◆ Exercise directions
Locate all lines with the word "your" and copy them out.
** begin **
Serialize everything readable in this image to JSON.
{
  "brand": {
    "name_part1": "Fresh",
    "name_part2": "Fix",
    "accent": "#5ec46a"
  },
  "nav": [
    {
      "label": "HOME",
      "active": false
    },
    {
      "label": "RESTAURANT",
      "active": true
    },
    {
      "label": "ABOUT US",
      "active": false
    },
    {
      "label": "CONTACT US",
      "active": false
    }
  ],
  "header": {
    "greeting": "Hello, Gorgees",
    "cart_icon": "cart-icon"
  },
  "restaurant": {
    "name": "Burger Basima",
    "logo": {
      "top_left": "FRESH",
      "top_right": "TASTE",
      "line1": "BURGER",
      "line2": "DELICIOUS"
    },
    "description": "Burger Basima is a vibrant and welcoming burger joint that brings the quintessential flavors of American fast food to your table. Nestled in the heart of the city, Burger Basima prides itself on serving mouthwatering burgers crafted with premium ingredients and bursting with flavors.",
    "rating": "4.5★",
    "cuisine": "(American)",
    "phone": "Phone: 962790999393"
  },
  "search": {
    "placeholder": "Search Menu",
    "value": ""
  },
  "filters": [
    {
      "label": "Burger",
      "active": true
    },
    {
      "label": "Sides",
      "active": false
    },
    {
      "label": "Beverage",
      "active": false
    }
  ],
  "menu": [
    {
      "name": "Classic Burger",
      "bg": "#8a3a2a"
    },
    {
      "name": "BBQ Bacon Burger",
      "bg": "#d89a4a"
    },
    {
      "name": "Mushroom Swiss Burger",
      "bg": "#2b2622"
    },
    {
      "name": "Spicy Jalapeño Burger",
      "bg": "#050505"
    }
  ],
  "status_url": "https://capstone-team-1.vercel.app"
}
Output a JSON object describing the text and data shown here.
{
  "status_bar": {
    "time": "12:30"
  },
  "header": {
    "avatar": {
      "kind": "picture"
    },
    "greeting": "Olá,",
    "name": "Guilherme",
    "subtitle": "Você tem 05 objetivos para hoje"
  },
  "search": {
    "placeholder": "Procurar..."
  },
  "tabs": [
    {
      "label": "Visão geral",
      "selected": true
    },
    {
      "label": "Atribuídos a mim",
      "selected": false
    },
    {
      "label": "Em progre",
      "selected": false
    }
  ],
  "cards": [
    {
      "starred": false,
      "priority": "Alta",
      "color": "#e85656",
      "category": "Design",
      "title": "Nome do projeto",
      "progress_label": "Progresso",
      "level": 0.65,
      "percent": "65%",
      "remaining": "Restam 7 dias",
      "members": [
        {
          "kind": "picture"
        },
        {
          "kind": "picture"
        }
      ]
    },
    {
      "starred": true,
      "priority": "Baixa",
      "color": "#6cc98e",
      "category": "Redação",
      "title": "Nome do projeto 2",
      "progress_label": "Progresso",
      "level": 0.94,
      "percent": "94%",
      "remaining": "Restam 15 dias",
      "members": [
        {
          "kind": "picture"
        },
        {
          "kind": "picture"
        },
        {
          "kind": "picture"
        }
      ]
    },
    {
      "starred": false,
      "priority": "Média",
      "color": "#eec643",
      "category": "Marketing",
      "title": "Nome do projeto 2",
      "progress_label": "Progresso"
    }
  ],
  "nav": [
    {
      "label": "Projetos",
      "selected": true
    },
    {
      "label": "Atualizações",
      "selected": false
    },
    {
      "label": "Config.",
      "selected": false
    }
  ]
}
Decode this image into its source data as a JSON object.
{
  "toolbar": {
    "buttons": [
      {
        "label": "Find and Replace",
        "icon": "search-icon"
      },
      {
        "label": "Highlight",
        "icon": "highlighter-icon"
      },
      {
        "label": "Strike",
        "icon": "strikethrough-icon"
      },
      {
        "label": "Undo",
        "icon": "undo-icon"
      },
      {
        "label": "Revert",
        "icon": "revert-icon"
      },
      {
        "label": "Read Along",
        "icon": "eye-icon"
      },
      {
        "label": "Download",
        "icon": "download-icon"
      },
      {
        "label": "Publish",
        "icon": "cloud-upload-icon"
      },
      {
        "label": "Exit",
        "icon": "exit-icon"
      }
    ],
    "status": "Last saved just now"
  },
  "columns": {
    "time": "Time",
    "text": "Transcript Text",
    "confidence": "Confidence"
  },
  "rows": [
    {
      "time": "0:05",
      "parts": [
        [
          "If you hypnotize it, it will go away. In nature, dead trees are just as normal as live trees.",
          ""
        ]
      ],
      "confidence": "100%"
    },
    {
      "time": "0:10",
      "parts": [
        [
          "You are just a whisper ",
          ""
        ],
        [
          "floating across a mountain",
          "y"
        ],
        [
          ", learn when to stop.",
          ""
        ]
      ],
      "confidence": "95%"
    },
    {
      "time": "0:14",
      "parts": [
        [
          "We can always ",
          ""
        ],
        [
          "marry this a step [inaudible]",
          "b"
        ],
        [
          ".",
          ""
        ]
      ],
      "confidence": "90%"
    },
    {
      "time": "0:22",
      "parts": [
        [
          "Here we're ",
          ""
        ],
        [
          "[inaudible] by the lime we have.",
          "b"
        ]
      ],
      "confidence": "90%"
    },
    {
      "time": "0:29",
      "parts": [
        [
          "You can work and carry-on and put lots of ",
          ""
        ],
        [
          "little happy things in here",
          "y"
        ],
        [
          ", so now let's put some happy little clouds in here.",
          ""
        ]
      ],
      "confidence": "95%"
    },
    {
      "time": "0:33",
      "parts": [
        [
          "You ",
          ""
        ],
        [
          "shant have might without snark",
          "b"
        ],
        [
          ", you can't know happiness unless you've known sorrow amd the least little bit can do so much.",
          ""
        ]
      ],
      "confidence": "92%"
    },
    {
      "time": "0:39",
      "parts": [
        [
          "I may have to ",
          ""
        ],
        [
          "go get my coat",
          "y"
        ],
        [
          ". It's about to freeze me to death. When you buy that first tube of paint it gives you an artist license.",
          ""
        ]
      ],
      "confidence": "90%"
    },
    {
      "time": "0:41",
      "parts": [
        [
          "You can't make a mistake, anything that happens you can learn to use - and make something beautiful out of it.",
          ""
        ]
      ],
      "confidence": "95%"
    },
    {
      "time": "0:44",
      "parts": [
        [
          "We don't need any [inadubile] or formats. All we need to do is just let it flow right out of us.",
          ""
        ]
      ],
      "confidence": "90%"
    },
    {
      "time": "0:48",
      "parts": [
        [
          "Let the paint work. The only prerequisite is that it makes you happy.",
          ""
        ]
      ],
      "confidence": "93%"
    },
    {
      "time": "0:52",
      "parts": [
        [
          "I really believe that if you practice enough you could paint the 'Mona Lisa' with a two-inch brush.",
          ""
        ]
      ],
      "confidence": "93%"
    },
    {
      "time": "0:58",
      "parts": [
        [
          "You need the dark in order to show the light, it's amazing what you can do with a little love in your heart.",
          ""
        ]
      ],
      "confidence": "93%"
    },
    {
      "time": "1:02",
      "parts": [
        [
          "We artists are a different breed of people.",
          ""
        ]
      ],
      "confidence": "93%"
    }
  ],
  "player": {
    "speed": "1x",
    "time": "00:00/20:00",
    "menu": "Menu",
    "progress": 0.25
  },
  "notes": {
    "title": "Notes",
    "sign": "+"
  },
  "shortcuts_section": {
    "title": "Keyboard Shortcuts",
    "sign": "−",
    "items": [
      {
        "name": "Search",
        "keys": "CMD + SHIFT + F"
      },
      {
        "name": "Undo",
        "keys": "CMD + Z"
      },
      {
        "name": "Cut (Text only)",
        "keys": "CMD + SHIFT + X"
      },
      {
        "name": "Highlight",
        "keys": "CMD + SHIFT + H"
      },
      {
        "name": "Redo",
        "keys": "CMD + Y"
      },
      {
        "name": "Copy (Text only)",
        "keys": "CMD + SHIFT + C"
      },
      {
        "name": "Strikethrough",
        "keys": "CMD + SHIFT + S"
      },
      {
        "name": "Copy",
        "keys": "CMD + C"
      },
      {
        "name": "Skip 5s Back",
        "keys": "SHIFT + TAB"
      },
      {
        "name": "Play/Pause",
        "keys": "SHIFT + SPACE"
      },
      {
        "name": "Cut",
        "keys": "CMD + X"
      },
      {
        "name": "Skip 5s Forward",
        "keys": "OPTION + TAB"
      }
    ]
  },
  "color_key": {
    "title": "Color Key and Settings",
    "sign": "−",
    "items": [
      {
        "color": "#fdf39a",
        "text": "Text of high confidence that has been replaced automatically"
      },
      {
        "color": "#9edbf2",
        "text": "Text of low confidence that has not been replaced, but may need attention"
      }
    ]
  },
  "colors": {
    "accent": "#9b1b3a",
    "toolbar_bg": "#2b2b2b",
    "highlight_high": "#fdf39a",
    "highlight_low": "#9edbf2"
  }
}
** end **
◆ Full response
    "description": "Burger Basima is a vibrant and welcoming burger joint that brings the quintessential flavors of American fast food to your table. Nestled in the heart of the city, Burger Basima prides itself on serving mouthwatering burgers crafted with premium ingredients and bursting with flavors.",
          "You need the dark in order to show the light, it's amazing what you can do with a little love in your heart.",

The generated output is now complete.